Dataset rows
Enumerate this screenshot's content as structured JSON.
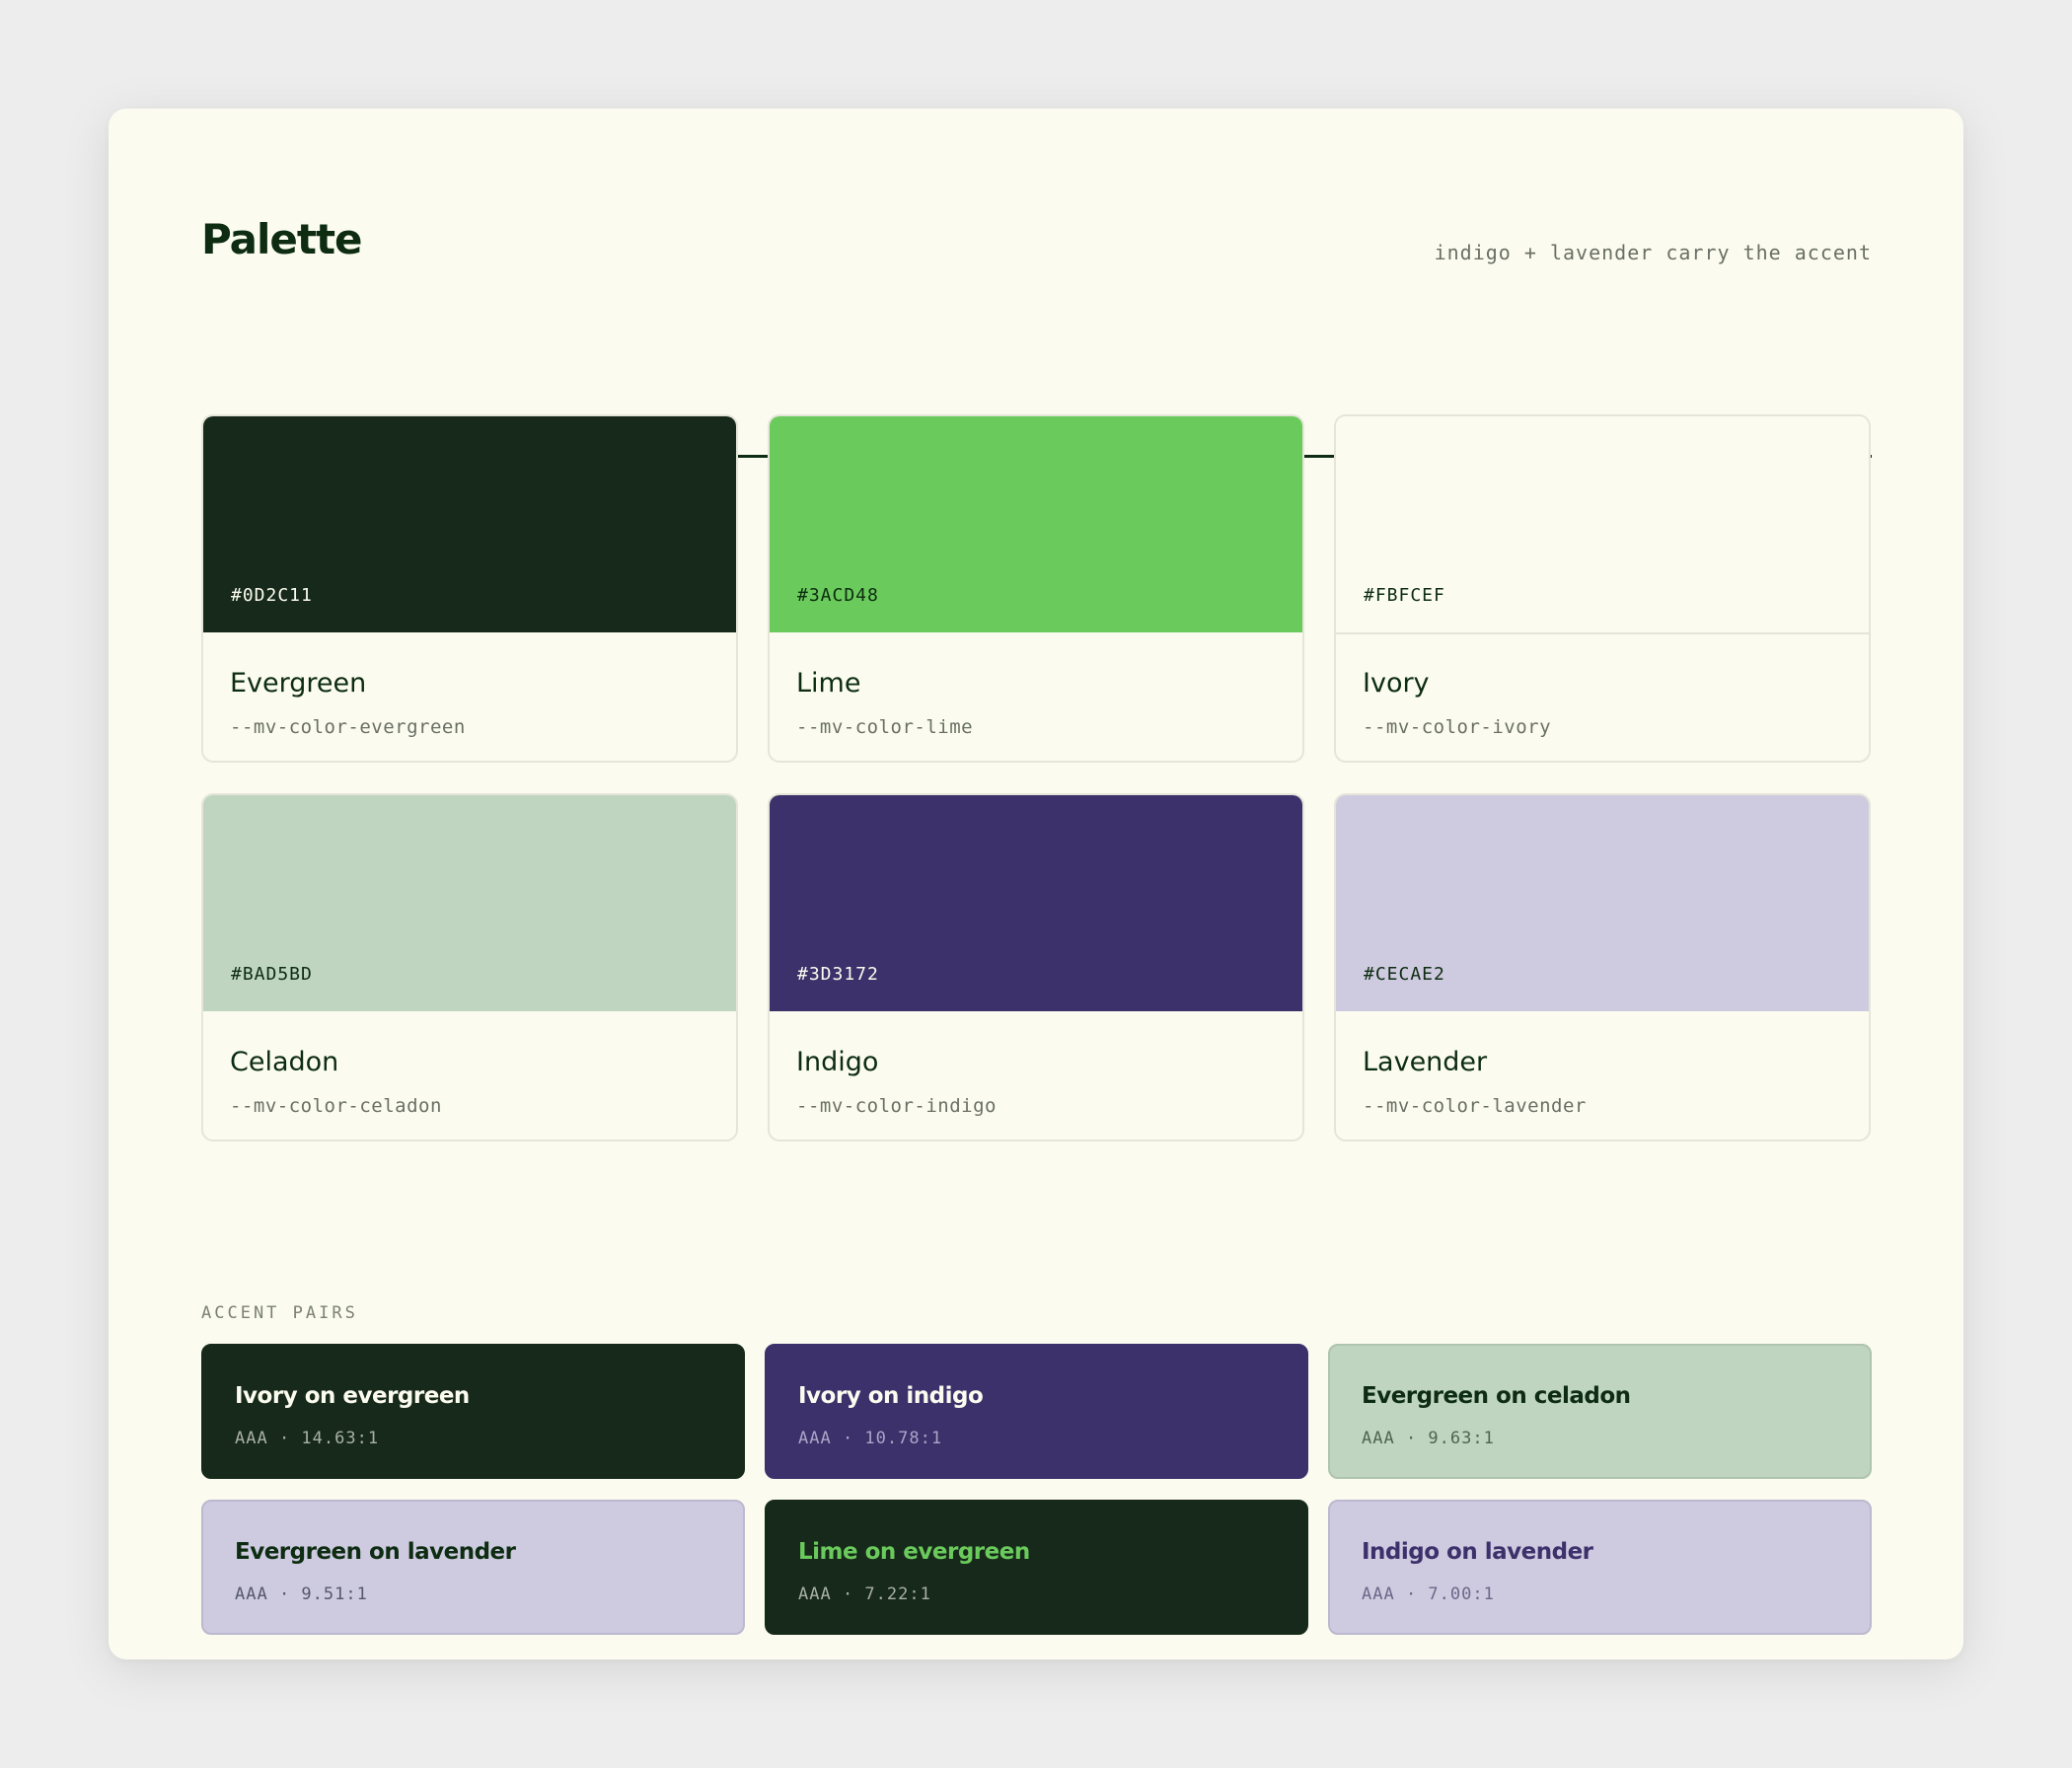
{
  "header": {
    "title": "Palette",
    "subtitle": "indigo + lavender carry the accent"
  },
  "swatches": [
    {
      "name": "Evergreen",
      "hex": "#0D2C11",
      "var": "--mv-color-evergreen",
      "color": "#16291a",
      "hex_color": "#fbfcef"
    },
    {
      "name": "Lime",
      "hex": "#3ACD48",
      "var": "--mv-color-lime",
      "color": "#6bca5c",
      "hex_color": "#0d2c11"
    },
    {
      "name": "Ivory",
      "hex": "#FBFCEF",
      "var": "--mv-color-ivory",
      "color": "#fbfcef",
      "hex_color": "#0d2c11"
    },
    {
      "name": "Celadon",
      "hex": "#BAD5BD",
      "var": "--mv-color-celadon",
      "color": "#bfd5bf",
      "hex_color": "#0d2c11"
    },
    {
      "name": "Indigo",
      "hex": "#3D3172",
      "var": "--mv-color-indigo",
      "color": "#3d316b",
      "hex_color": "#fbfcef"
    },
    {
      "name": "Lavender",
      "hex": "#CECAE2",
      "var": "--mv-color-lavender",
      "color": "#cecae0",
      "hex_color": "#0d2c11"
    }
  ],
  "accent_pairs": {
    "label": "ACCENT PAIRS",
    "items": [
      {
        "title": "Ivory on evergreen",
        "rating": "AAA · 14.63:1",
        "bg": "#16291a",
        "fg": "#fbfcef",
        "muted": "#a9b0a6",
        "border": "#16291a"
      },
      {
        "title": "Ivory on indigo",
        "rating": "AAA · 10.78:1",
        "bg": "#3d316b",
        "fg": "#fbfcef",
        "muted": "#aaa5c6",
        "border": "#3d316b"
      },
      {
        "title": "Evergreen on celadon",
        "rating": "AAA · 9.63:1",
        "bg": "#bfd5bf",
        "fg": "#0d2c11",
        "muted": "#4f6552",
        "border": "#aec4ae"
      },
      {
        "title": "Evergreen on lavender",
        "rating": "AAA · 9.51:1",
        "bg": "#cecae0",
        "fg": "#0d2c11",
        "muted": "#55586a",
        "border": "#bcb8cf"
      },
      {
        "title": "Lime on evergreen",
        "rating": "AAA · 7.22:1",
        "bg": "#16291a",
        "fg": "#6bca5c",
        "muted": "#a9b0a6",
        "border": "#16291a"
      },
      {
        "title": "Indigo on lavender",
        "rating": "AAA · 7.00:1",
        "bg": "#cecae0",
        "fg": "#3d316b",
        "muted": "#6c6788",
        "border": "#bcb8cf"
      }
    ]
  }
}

▸ **Task**
Transcribe the listing in full. Omit the pictures and keep every line exact.

▸ **Expected answer**
Enumerate this screenshot's content as structured JSON.
{
  "header": {
    "title": "Palette",
    "subtitle": "indigo + lavender carry the accent"
  },
  "swatches": [
    {
      "name": "Evergreen",
      "hex": "#0D2C11",
      "var": "--mv-color-evergreen",
      "color": "#16291a",
      "hex_color": "#fbfcef"
    },
    {
      "name": "Lime",
      "hex": "#3ACD48",
      "var": "--mv-color-lime",
      "color": "#6bca5c",
      "hex_color": "#0d2c11"
    },
    {
      "name": "Ivory",
      "hex": "#FBFCEF",
      "var": "--mv-color-ivory",
      "color": "#fbfcef",
      "hex_color": "#0d2c11"
    },
    {
      "name": "Celadon",
      "hex": "#BAD5BD",
      "var": "--mv-color-celadon",
      "color": "#bfd5bf",
      "hex_color": "#0d2c11"
    },
    {
      "name": "Indigo",
      "hex": "#3D3172",
      "var": "--mv-color-indigo",
      "color": "#3d316b",
      "hex_color": "#fbfcef"
    },
    {
      "name": "Lavender",
      "hex": "#CECAE2",
      "var": "--mv-color-lavender",
      "color": "#cecae0",
      "hex_color": "#0d2c11"
    }
  ],
  "accent_pairs": {
    "label": "ACCENT PAIRS",
    "items": [
      {
        "title": "Ivory on evergreen",
        "rating": "AAA · 14.63:1",
        "bg": "#16291a",
        "fg": "#fbfcef",
        "muted": "#a9b0a6",
        "border": "#16291a"
      },
      {
        "title": "Ivory on indigo",
        "rating": "AAA · 10.78:1",
        "bg": "#3d316b",
        "fg": "#fbfcef",
        "muted": "#aaa5c6",
        "border": "#3d316b"
      },
      {
        "title": "Evergreen on celadon",
        "rating": "AAA · 9.63:1",
        "bg": "#bfd5bf",
        "fg": "#0d2c11",
        "muted": "#4f6552",
        "border": "#aec4ae"
      },
      {
        "title": "Evergreen on lavender",
        "rating": "AAA · 9.51:1",
        "bg": "#cecae0",
        "fg": "#0d2c11",
        "muted": "#55586a",
        "border": "#bcb8cf"
      },
      {
        "title": "Lime on evergreen",
        "rating": "AAA · 7.22:1",
        "bg": "#16291a",
        "fg": "#6bca5c",
        "muted": "#a9b0a6",
        "border": "#16291a"
      },
      {
        "title": "Indigo on lavender",
        "rating": "AAA · 7.00:1",
        "bg": "#cecae0",
        "fg": "#3d316b",
        "muted": "#6c6788",
        "border": "#bcb8cf"
      }
    ]
  }
}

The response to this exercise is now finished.